Exercise task. Without the pictures, set down the records below word for word.

— BEGIN —

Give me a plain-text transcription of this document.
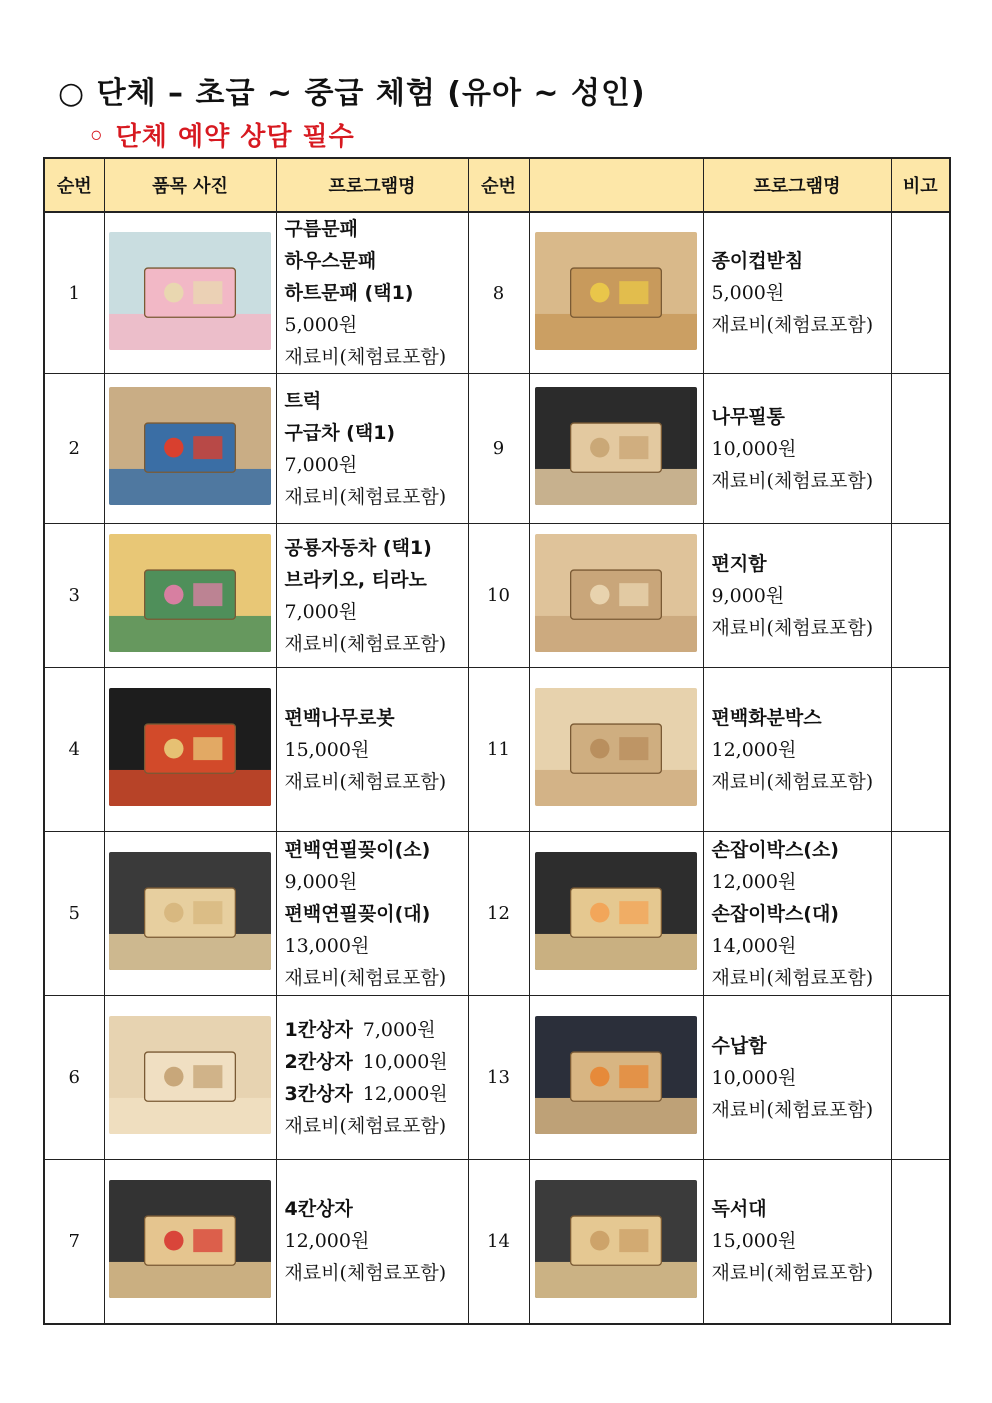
○ 단체 – 초급 ~ 중급 체험 (유아 ~ 성인)
◦ 단체 예약 상담 필수
순번	품목 사진	프로그램명	순번		프로그램명	비고
1		구름문패
하우스문패
하트문패 (택1)
5,000원
재료비(체험료포함)	8		종이컵받침
5,000원
재료비(체험료포함)	

2		트럭
구급차 (택1)
7,000원
재료비(체험료포함)	9		나무필통
10,000원
재료비(체험료포함)	

3		공룡자동차 (택1)
브라키오, 티라노
7,000원
재료비(체험료포함)	10		편지함
9,000원
재료비(체험료포함)	

4		편백나무로봇
15,000원
재료비(체험료포함)	11		편백화분박스
12,000원
재료비(체험료포함)	

5		편백연필꽂이(소)
9,000원
편백연필꽂이(대)
13,000원
재료비(체험료포함)	12		손잡이박스(소)
12,000원
손잡이박스(대)
14,000원
재료비(체험료포함)	

6		1칸상자 7,000원
2칸상자 10,000원
3칸상자 12,000원
재료비(체험료포함)	13		수납함
10,000원
재료비(체험료포함)	

7		4칸상자
12,000원
재료비(체험료포함)	14		독서대
15,000원
재료비(체험료포함)	
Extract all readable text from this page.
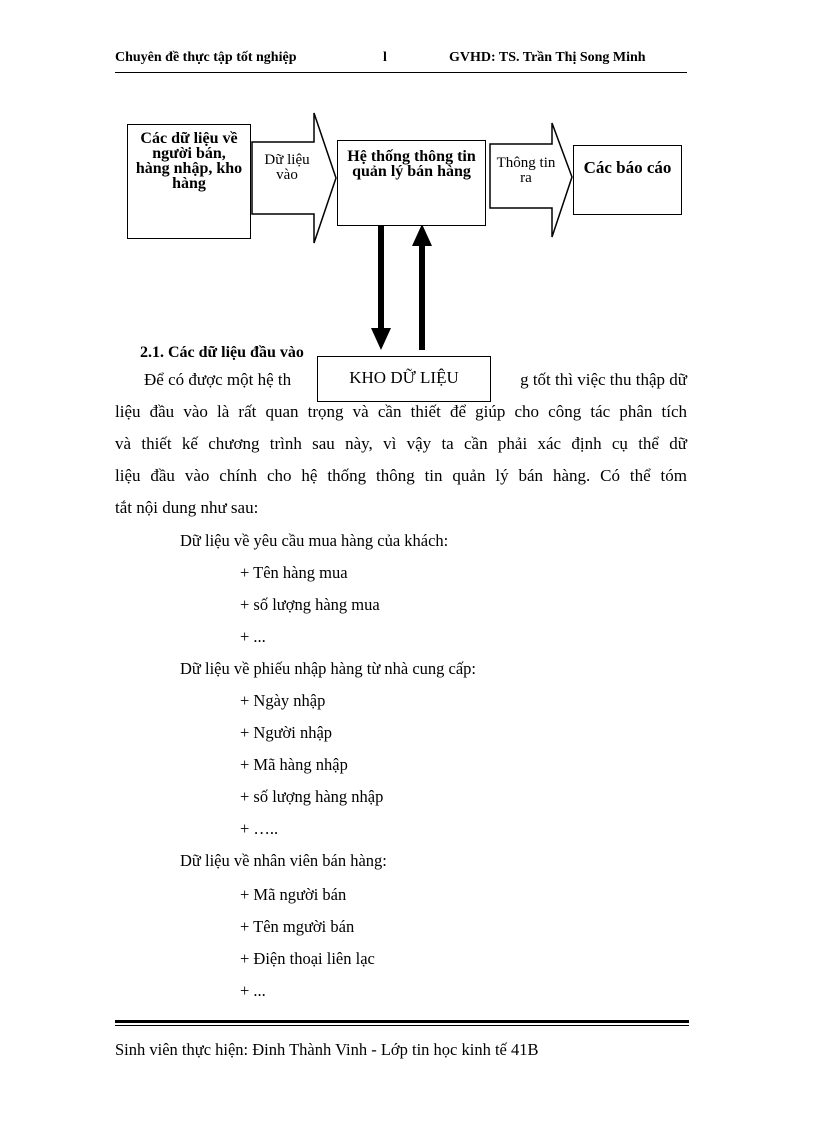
Chuyên đề thực tập tốt nghiệp	l	GVHD: TS. Trần Thị Song Minh
Các dữ liệu về người bán, hàng nhập, kho hàng
Dữ liệu vào
Hệ thống thông tin quản lý bán hàng	Thông tin ra
Các báo cáo
KHO DỮ LIỆU
2.1. Các dữ liệu đầu vào
Để có được một hệ th	g tốt thì việc thu thập dữ
liệu đầu vào là rất quan trọng và cần thiết để giúp cho công tác phân tích
và thiết kế chương trình sau này, vì vậy ta cần phải xác định cụ thể dữ
liệu đầu vào chính cho hệ thống thông tin quản lý bán hàng. Có thể tóm
tắt nội dung như sau:
Dữ liệu về yêu cầu mua hàng của khách:
+ Tên hàng mua
+ số lượng hàng mua
+ ...
Dữ liệu về phiếu nhập hàng từ nhà cung cấp:
+ Ngày nhập
+ Người nhập
+ Mã hàng nhập
+ số lượng hàng nhập
+ …..
Dữ liệu về nhân viên bán hàng:
+ Mã người bán
+ Tên mgười bán
+ Điện thoại liên lạc
+ ...
Sinh viên thực hiện: Đinh Thành Vinh - Lớp tin học kinh tế 41B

— END —

Answer in full.
Give me a plain-text transcription of this document.
○ 단체 – 초급 ~ 중급 체험 (유아 ~ 성인)
◦ 단체 예약 상담 필수
순번	품목 사진	프로그램명	순번		프로그램명	비고
1		구름문패
하우스문패
하트문패 (택1)
5,000원
재료비(체험료포함)	8		종이컵받침
5,000원
재료비(체험료포함)	

2		트럭
구급차 (택1)
7,000원
재료비(체험료포함)	9		나무필통
10,000원
재료비(체험료포함)	

3		공룡자동차 (택1)
브라키오, 티라노
7,000원
재료비(체험료포함)	10		편지함
9,000원
재료비(체험료포함)	

4		편백나무로봇
15,000원
재료비(체험료포함)	11		편백화분박스
12,000원
재료비(체험료포함)	

5		편백연필꽂이(소)
9,000원
편백연필꽂이(대)
13,000원
재료비(체험료포함)	12		손잡이박스(소)
12,000원
손잡이박스(대)
14,000원
재료비(체험료포함)	

6		1칸상자 7,000원
2칸상자 10,000원
3칸상자 12,000원
재료비(체험료포함)	13		수납함
10,000원
재료비(체험료포함)	

7		4칸상자
12,000원
재료비(체험료포함)	14		독서대
15,000원
재료비(체험료포함)	
Extract all readable text from this page.
Chuyên đề thực tập tốt nghiệp	l	GVHD: TS. Trần Thị Song Minh
Các dữ liệu về người bán, hàng nhập, kho hàng
Dữ liệu vào
Hệ thống thông tin quản lý bán hàng	Thông tin ra
Các báo cáo
KHO DỮ LIỆU
2.1. Các dữ liệu đầu vào
Để có được một hệ th	g tốt thì việc thu thập dữ
liệu đầu vào là rất quan trọng và cần thiết để giúp cho công tác phân tích
và thiết kế chương trình sau này, vì vậy ta cần phải xác định cụ thể dữ
liệu đầu vào chính cho hệ thống thông tin quản lý bán hàng. Có thể tóm
tắt nội dung như sau:
Dữ liệu về yêu cầu mua hàng của khách:
+ Tên hàng mua
+ số lượng hàng mua
+ ...
Dữ liệu về phiếu nhập hàng từ nhà cung cấp:
+ Ngày nhập
+ Người nhập
+ Mã hàng nhập
+ số lượng hàng nhập
+ …..
Dữ liệu về nhân viên bán hàng:
+ Mã người bán
+ Tên mgười bán
+ Điện thoại liên lạc
+ ...
Sinh viên thực hiện: Đinh Thành Vinh - Lớp tin học kinh tế 41B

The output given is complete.